The data:
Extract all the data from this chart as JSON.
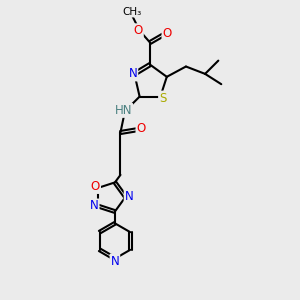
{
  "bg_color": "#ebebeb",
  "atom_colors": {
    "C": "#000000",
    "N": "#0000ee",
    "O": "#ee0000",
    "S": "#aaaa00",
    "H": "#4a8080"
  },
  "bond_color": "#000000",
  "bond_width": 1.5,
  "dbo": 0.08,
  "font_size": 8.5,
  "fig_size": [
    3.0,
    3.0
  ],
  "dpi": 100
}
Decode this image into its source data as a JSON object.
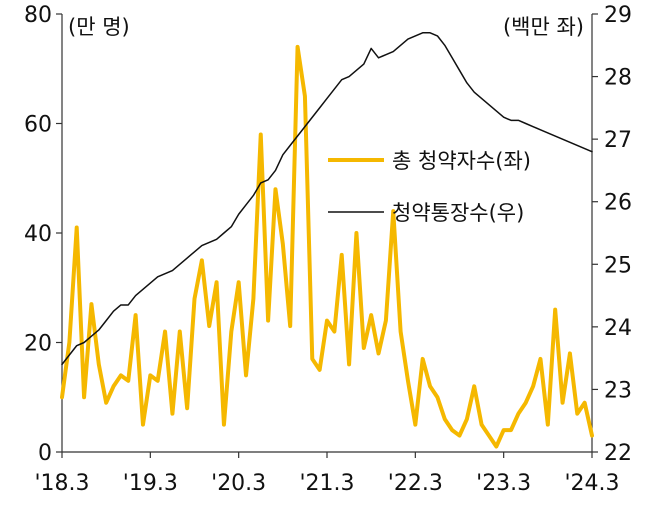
* * *
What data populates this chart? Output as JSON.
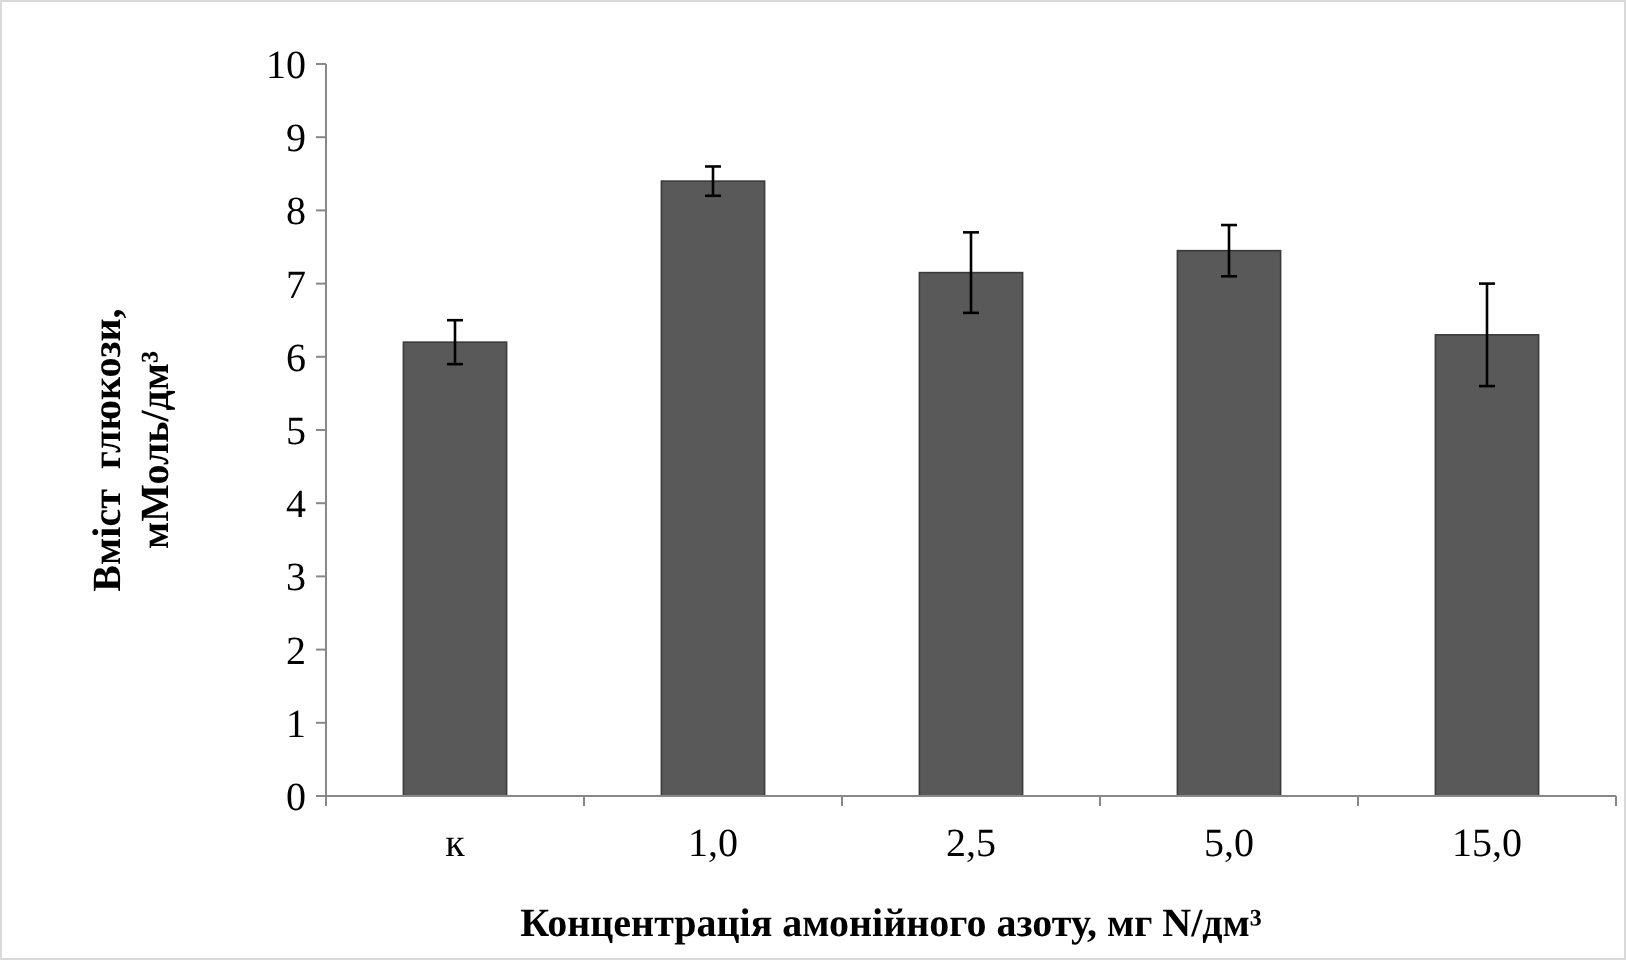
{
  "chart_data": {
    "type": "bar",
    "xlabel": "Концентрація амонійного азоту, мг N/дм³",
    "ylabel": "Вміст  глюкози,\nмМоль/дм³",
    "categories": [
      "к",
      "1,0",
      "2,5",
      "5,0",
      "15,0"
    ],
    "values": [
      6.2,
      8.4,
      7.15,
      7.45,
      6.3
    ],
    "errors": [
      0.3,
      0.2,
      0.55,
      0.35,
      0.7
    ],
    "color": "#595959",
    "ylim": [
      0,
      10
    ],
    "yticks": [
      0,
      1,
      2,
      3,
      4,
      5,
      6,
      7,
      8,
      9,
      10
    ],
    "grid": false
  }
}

What is being asked: Omit all pictures and repeat exactly the lines from the one containing "Extract all the data from this chart as JSON." through the one containing "Decode this image", ends included, with nothing added.

Completed exercise:
Extract all the data from this chart as JSON.
{
  "bg_color": "#ebebeb",
  "atom_colors": {
    "C": "#000000",
    "N": "#0000ee",
    "O": "#ee0000",
    "S": "#aaaa00",
    "H": "#4a8080"
  },
  "bond_color": "#000000",
  "bond_width": 1.5,
  "dbo": 0.08,
  "font_size": 8.5,
  "fig_size": [
    3.0,
    3.0
  ],
  "dpi": 100
}
Decode this image into its source data as a JSON object.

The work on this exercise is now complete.